AIM OF THE TASK:
Which lines hold the word "Mean"? Copy each one.

GIVEN DATA:
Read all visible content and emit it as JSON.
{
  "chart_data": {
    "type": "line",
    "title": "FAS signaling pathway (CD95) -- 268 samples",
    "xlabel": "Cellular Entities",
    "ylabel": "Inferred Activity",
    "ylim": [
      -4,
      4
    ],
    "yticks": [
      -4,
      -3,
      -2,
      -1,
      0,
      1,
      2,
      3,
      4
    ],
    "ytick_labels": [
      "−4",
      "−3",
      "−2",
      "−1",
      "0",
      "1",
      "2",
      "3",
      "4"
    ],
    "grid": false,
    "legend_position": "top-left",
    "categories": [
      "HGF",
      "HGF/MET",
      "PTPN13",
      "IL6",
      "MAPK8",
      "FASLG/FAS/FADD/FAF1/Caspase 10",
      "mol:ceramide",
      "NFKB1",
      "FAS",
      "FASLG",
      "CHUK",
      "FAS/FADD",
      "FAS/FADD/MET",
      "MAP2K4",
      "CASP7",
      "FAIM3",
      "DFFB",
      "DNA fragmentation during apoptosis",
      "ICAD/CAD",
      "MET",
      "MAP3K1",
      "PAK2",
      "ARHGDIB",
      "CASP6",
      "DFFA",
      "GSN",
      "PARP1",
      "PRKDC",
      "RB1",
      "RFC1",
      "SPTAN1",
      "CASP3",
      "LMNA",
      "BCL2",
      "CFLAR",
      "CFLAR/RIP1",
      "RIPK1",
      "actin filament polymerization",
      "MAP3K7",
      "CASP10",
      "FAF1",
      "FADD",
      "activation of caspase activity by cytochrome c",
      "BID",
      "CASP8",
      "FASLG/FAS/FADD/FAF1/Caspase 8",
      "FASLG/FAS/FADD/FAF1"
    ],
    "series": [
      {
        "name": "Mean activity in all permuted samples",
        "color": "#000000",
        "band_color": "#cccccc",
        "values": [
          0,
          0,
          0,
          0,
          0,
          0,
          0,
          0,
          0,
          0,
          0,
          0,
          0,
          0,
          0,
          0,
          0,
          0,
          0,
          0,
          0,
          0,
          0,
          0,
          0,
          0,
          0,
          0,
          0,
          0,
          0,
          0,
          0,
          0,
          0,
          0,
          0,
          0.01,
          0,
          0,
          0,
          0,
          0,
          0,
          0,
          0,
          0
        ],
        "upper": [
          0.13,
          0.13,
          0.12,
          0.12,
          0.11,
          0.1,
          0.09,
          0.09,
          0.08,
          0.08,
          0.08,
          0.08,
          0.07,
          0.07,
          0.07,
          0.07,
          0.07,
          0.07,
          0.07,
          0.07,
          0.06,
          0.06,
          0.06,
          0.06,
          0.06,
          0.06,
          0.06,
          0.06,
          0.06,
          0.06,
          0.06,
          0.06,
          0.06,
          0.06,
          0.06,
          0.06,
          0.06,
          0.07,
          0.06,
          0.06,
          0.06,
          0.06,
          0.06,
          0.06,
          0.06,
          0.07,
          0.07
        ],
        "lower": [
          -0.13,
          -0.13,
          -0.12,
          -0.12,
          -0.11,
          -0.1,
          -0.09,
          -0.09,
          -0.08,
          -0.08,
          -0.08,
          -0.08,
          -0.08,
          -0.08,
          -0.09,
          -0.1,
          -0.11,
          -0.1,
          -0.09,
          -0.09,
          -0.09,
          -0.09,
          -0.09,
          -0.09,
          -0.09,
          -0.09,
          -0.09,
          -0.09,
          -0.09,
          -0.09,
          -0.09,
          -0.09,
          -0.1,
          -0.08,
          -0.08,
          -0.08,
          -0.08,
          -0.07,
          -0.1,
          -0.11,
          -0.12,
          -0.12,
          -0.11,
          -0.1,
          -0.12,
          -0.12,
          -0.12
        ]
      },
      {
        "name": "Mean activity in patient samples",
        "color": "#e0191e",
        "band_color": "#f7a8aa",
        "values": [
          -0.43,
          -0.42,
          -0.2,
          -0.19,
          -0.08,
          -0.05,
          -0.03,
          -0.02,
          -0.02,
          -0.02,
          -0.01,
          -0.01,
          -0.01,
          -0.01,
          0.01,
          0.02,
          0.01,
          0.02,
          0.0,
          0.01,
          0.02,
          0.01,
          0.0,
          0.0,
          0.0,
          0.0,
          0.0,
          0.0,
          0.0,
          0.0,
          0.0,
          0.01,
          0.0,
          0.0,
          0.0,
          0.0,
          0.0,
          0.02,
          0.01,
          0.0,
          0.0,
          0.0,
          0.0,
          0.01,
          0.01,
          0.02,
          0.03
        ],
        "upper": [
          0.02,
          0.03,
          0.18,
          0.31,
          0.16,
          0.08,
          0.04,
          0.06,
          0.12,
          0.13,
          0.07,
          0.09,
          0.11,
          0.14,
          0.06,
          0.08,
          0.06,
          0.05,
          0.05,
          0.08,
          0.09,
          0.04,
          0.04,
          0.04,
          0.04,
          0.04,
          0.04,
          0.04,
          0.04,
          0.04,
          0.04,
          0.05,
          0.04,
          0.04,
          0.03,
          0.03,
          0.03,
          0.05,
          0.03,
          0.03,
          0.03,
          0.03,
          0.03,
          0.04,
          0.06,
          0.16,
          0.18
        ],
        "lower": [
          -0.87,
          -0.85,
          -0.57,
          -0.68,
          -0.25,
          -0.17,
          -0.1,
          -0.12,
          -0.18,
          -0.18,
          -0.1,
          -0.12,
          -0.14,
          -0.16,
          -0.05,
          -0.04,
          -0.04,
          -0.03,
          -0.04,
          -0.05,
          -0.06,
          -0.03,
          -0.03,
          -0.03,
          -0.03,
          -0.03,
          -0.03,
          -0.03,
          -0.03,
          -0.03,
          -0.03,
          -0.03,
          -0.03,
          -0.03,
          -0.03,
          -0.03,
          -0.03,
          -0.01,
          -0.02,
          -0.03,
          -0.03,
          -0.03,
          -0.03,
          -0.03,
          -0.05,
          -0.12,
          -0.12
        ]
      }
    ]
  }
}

SOLUTION:
        "name": "Mean activity in all permuted samples",
        "name": "Mean activity in patient samples",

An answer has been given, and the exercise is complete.